** BEGIN **

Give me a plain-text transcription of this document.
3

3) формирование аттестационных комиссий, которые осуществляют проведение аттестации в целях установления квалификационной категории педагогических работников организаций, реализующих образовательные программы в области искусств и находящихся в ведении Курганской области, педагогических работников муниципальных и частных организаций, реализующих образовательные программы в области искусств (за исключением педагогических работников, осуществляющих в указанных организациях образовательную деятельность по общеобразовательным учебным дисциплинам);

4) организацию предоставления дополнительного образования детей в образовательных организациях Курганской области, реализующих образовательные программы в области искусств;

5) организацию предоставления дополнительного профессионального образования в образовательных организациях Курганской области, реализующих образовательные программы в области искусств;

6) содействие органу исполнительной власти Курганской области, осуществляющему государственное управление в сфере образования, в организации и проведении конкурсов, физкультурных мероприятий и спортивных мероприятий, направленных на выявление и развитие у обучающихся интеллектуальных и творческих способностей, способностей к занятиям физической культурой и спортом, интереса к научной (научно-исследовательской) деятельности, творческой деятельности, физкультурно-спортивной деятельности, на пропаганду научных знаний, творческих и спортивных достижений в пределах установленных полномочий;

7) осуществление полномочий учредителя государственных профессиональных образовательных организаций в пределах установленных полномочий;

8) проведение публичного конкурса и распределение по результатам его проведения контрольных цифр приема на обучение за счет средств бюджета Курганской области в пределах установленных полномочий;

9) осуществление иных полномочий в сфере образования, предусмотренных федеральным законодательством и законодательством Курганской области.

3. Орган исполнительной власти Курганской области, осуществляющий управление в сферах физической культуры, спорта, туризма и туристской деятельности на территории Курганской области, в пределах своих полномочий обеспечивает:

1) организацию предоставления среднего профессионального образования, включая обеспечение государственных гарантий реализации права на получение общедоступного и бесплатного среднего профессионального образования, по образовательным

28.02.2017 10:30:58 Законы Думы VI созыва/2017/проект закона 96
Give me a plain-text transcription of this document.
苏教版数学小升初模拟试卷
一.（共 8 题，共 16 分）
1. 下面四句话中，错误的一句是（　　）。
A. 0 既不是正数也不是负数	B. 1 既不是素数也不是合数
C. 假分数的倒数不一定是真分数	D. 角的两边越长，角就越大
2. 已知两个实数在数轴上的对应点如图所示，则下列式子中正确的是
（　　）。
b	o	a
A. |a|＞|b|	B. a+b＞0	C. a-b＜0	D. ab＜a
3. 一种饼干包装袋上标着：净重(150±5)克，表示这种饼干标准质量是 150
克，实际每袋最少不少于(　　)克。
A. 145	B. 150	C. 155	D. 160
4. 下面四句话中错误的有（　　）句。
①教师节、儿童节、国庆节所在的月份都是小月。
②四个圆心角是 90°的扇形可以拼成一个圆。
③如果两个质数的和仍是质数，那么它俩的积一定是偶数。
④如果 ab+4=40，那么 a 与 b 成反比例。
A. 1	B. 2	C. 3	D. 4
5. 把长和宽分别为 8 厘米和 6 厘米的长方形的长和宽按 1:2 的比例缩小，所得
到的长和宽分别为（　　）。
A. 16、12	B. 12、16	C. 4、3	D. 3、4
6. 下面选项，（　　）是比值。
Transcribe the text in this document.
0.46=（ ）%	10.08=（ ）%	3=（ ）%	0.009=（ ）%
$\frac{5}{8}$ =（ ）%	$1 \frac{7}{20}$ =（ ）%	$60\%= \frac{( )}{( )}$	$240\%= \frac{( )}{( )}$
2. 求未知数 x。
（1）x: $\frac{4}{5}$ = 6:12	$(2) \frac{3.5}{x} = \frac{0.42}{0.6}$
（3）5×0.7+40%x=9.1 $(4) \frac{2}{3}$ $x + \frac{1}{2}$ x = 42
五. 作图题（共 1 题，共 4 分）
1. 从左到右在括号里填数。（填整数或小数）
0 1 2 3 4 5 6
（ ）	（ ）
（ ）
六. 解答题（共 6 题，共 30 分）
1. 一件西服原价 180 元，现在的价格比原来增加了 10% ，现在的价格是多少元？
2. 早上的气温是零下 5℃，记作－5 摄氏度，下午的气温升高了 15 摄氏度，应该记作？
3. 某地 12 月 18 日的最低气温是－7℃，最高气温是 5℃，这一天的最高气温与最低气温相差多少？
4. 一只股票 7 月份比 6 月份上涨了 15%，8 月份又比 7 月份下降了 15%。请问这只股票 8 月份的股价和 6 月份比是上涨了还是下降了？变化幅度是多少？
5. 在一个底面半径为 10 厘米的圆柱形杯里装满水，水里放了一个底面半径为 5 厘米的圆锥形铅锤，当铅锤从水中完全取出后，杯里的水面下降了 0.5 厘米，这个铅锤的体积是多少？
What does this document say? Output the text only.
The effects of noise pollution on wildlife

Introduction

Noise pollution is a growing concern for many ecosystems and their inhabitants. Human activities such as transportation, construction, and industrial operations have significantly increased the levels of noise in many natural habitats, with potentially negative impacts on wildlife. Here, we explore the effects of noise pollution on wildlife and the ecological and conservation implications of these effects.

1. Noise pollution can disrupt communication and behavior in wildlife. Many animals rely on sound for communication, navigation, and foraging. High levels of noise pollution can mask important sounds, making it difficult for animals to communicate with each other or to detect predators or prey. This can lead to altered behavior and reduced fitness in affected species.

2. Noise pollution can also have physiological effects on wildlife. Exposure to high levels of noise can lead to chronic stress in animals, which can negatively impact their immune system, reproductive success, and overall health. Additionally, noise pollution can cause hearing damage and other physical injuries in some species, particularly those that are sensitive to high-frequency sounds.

** END **

[PROMPT]
Print the material verbatim, all of it.

[FULL OUTPUT]
Give me a plain-text transcription of this document.
3

3) формирование аттестационных комиссий, которые осуществляют проведение аттестации в целях установления квалификационной категории педагогических работников организаций, реализующих образовательные программы в области искусств и находящихся в ведении Курганской области, педагогических работников муниципальных и частных организаций, реализующих образовательные программы в области искусств (за исключением педагогических работников, осуществляющих в указанных организациях образовательную деятельность по общеобразовательным учебным дисциплинам);

4) организацию предоставления дополнительного образования детей в образовательных организациях Курганской области, реализующих образовательные программы в области искусств;

5) организацию предоставления дополнительного профессионального образования в образовательных организациях Курганской области, реализующих образовательные программы в области искусств;

6) содействие органу исполнительной власти Курганской области, осуществляющему государственное управление в сфере образования, в организации и проведении конкурсов, физкультурных мероприятий и спортивных мероприятий, направленных на выявление и развитие у обучающихся интеллектуальных и творческих способностей, способностей к занятиям физической культурой и спортом, интереса к научной (научно-исследовательской) деятельности, творческой деятельности, физкультурно-спортивной деятельности, на пропаганду научных знаний, творческих и спортивных достижений в пределах установленных полномочий;

7) осуществление полномочий учредителя государственных профессиональных образовательных организаций в пределах установленных полномочий;

8) проведение публичного конкурса и распределение по результатам его проведения контрольных цифр приема на обучение за счет средств бюджета Курганской области в пределах установленных полномочий;

9) осуществление иных полномочий в сфере образования, предусмотренных федеральным законодательством и законодательством Курганской области.

3. Орган исполнительной власти Курганской области, осуществляющий управление в сферах физической культуры, спорта, туризма и туристской деятельности на территории Курганской области, в пределах своих полномочий обеспечивает:

1) организацию предоставления среднего профессионального образования, включая обеспечение государственных гарантий реализации права на получение общедоступного и бесплатного среднего профессионального образования, по образовательным

28.02.2017 10:30:58 Законы Думы VI созыва/2017/проект закона 96
Give me a plain-text transcription of this document.
苏教版数学小升初模拟试卷
一.（共 8 题，共 16 分）
1. 下面四句话中，错误的一句是（　　）。
A. 0 既不是正数也不是负数	B. 1 既不是素数也不是合数
C. 假分数的倒数不一定是真分数	D. 角的两边越长，角就越大
2. 已知两个实数在数轴上的对应点如图所示，则下列式子中正确的是
（　　）。
b	o	a
A. |a|＞|b|	B. a+b＞0	C. a-b＜0	D. ab＜a
3. 一种饼干包装袋上标着：净重(150±5)克，表示这种饼干标准质量是 150
克，实际每袋最少不少于(　　)克。
A. 145	B. 150	C. 155	D. 160
4. 下面四句话中错误的有（　　）句。
①教师节、儿童节、国庆节所在的月份都是小月。
②四个圆心角是 90°的扇形可以拼成一个圆。
③如果两个质数的和仍是质数，那么它俩的积一定是偶数。
④如果 ab+4=40，那么 a 与 b 成反比例。
A. 1	B. 2	C. 3	D. 4
5. 把长和宽分别为 8 厘米和 6 厘米的长方形的长和宽按 1:2 的比例缩小，所得
到的长和宽分别为（　　）。
A. 16、12	B. 12、16	C. 4、3	D. 3、4
6. 下面选项，（　　）是比值。
Transcribe the text in this document.
0.46=（ ）%	10.08=（ ）%	3=（ ）%	0.009=（ ）%
$\frac{5}{8}$ =（ ）%	$1 \frac{7}{20}$ =（ ）%	$60\%= \frac{( )}{( )}$	$240\%= \frac{( )}{( )}$
2. 求未知数 x。
（1）x: $\frac{4}{5}$ = 6:12	$(2) \frac{3.5}{x} = \frac{0.42}{0.6}$
（3）5×0.7+40%x=9.1 $(4) \frac{2}{3}$ $x + \frac{1}{2}$ x = 42
五. 作图题（共 1 题，共 4 分）
1. 从左到右在括号里填数。（填整数或小数）
0 1 2 3 4 5 6
（ ）	（ ）
（ ）
六. 解答题（共 6 题，共 30 分）
1. 一件西服原价 180 元，现在的价格比原来增加了 10% ，现在的价格是多少元？
2. 早上的气温是零下 5℃，记作－5 摄氏度，下午的气温升高了 15 摄氏度，应该记作？
3. 某地 12 月 18 日的最低气温是－7℃，最高气温是 5℃，这一天的最高气温与最低气温相差多少？
4. 一只股票 7 月份比 6 月份上涨了 15%，8 月份又比 7 月份下降了 15%。请问这只股票 8 月份的股价和 6 月份比是上涨了还是下降了？变化幅度是多少？
5. 在一个底面半径为 10 厘米的圆柱形杯里装满水，水里放了一个底面半径为 5 厘米的圆锥形铅锤，当铅锤从水中完全取出后，杯里的水面下降了 0.5 厘米，这个铅锤的体积是多少？
What does this document say? Output the text only.
The effects of noise pollution on wildlife

Introduction

Noise pollution is a growing concern for many ecosystems and their inhabitants. Human activities such as transportation, construction, and industrial operations have significantly increased the levels of noise in many natural habitats, with potentially negative impacts on wildlife. Here, we explore the effects of noise pollution on wildlife and the ecological and conservation implications of these effects.

1. Noise pollution can disrupt communication and behavior in wildlife. Many animals rely on sound for communication, navigation, and foraging. High levels of noise pollution can mask important sounds, making it difficult for animals to communicate with each other or to detect predators or prey. This can lead to altered behavior and reduced fitness in affected species.

2. Noise pollution can also have physiological effects on wildlife. Exposure to high levels of noise can lead to chronic stress in animals, which can negatively impact their immune system, reproductive success, and overall health. Additionally, noise pollution can cause hearing damage and other physical injuries in some species, particularly those that are sensitive to high-frequency sounds.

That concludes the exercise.